Element box annotations
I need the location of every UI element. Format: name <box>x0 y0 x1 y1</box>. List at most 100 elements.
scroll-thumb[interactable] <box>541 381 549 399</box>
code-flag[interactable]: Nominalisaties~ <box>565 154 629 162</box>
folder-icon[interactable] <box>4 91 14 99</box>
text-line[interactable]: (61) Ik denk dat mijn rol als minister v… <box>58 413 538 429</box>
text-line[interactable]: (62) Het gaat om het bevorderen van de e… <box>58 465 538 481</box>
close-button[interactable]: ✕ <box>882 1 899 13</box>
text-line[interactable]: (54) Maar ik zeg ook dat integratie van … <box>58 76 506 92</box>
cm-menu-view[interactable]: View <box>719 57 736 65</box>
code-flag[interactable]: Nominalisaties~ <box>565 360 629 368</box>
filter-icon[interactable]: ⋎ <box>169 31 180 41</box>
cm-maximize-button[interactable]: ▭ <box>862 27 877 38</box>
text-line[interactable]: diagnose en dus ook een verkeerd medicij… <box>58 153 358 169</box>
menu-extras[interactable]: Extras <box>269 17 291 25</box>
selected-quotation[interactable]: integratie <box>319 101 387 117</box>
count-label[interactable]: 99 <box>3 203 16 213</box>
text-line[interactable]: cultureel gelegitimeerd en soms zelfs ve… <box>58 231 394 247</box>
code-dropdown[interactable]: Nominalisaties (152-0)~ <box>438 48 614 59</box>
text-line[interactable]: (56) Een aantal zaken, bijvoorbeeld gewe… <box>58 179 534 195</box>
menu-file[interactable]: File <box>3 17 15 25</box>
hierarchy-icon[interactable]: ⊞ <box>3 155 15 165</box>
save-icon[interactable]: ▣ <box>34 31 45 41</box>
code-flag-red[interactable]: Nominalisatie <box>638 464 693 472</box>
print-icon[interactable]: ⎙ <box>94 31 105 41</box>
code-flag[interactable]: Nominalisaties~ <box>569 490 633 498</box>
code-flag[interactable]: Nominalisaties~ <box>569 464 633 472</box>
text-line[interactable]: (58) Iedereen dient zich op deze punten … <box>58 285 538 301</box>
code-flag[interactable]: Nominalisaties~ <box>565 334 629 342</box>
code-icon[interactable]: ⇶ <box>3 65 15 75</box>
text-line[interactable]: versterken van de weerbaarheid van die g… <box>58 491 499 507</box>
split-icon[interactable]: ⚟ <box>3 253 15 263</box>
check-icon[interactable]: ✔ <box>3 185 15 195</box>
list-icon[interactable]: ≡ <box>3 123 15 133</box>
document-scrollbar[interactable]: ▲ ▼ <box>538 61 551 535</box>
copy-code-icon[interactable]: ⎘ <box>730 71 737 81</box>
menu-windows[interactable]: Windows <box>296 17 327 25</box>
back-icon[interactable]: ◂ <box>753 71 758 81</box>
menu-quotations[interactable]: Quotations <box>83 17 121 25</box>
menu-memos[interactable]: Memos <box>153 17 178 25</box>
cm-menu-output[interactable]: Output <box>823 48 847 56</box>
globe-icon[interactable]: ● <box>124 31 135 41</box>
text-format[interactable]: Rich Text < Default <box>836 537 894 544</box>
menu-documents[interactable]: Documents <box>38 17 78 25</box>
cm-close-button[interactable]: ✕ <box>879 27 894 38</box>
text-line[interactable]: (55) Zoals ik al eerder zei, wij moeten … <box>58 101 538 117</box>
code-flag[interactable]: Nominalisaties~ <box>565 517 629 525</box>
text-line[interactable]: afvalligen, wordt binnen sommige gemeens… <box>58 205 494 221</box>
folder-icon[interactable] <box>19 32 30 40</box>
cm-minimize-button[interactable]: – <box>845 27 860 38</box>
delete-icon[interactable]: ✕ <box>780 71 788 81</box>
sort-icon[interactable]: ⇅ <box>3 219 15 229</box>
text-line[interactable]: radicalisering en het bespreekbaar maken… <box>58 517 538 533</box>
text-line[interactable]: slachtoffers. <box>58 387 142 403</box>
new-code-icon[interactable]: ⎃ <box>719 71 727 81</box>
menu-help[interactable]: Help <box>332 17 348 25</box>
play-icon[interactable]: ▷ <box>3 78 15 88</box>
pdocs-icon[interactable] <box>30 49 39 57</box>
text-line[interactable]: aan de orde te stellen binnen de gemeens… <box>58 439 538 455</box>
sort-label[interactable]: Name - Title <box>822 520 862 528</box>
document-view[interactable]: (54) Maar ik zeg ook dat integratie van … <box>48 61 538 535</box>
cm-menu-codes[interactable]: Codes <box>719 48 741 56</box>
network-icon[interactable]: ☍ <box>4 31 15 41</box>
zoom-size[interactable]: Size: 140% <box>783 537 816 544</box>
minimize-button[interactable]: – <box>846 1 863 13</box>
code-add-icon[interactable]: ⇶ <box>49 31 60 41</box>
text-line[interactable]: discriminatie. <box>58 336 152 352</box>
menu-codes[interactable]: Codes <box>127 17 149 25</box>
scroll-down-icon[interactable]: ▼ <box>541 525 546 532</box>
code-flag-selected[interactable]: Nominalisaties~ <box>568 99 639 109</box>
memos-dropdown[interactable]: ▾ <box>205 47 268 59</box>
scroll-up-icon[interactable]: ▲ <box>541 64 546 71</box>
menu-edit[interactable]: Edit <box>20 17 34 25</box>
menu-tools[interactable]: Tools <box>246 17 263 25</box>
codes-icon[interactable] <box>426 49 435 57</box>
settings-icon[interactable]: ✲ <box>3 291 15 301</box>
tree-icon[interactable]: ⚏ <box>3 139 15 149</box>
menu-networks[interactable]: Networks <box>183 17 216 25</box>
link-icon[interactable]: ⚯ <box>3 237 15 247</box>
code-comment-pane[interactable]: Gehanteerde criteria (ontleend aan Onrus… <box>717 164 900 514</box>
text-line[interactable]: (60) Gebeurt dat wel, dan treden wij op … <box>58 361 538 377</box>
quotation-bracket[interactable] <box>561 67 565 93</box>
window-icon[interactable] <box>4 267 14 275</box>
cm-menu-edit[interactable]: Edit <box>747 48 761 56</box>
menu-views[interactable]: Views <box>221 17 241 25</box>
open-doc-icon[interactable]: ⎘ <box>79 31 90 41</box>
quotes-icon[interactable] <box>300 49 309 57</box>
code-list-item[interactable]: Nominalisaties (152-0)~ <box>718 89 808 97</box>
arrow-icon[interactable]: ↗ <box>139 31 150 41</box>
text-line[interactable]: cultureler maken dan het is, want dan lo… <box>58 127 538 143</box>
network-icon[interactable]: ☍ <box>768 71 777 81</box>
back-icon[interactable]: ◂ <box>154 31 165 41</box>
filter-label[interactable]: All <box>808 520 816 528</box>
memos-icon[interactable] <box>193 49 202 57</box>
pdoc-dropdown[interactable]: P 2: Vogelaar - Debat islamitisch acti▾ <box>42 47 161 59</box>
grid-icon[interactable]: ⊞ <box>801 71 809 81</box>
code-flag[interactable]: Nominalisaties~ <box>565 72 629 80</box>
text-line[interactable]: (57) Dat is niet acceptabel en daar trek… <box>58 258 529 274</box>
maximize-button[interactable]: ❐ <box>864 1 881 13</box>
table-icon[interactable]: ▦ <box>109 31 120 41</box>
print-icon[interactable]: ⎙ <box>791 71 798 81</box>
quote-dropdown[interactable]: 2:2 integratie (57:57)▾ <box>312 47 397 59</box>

# To be done
Copy the data word for word, from the start through the line that contains "print-icon[interactable]: ⎙ <box>94", including that line.

# Reply to the exercise
I need the location of every UI element. Format: name <box>x0 y0 x1 y1</box>. List at most 100 elements.
scroll-thumb[interactable] <box>541 381 549 399</box>
code-flag[interactable]: Nominalisaties~ <box>565 154 629 162</box>
folder-icon[interactable] <box>4 91 14 99</box>
text-line[interactable]: (61) Ik denk dat mijn rol als minister v… <box>58 413 538 429</box>
text-line[interactable]: (62) Het gaat om het bevorderen van de e… <box>58 465 538 481</box>
close-button[interactable]: ✕ <box>882 1 899 13</box>
text-line[interactable]: (54) Maar ik zeg ook dat integratie van … <box>58 76 506 92</box>
cm-menu-view[interactable]: View <box>719 57 736 65</box>
code-flag[interactable]: Nominalisaties~ <box>565 360 629 368</box>
filter-icon[interactable]: ⋎ <box>169 31 180 41</box>
cm-maximize-button[interactable]: ▭ <box>862 27 877 38</box>
text-line[interactable]: diagnose en dus ook een verkeerd medicij… <box>58 153 358 169</box>
menu-extras[interactable]: Extras <box>269 17 291 25</box>
selected-quotation[interactable]: integratie <box>319 101 387 117</box>
count-label[interactable]: 99 <box>3 203 16 213</box>
text-line[interactable]: cultureel gelegitimeerd en soms zelfs ve… <box>58 231 394 247</box>
code-dropdown[interactable]: Nominalisaties (152-0)~ <box>438 48 614 59</box>
text-line[interactable]: (56) Een aantal zaken, bijvoorbeeld gewe… <box>58 179 534 195</box>
menu-file[interactable]: File <box>3 17 15 25</box>
hierarchy-icon[interactable]: ⊞ <box>3 155 15 165</box>
save-icon[interactable]: ▣ <box>34 31 45 41</box>
code-flag-red[interactable]: Nominalisatie <box>638 464 693 472</box>
print-icon[interactable]: ⎙ <box>94 31 105 41</box>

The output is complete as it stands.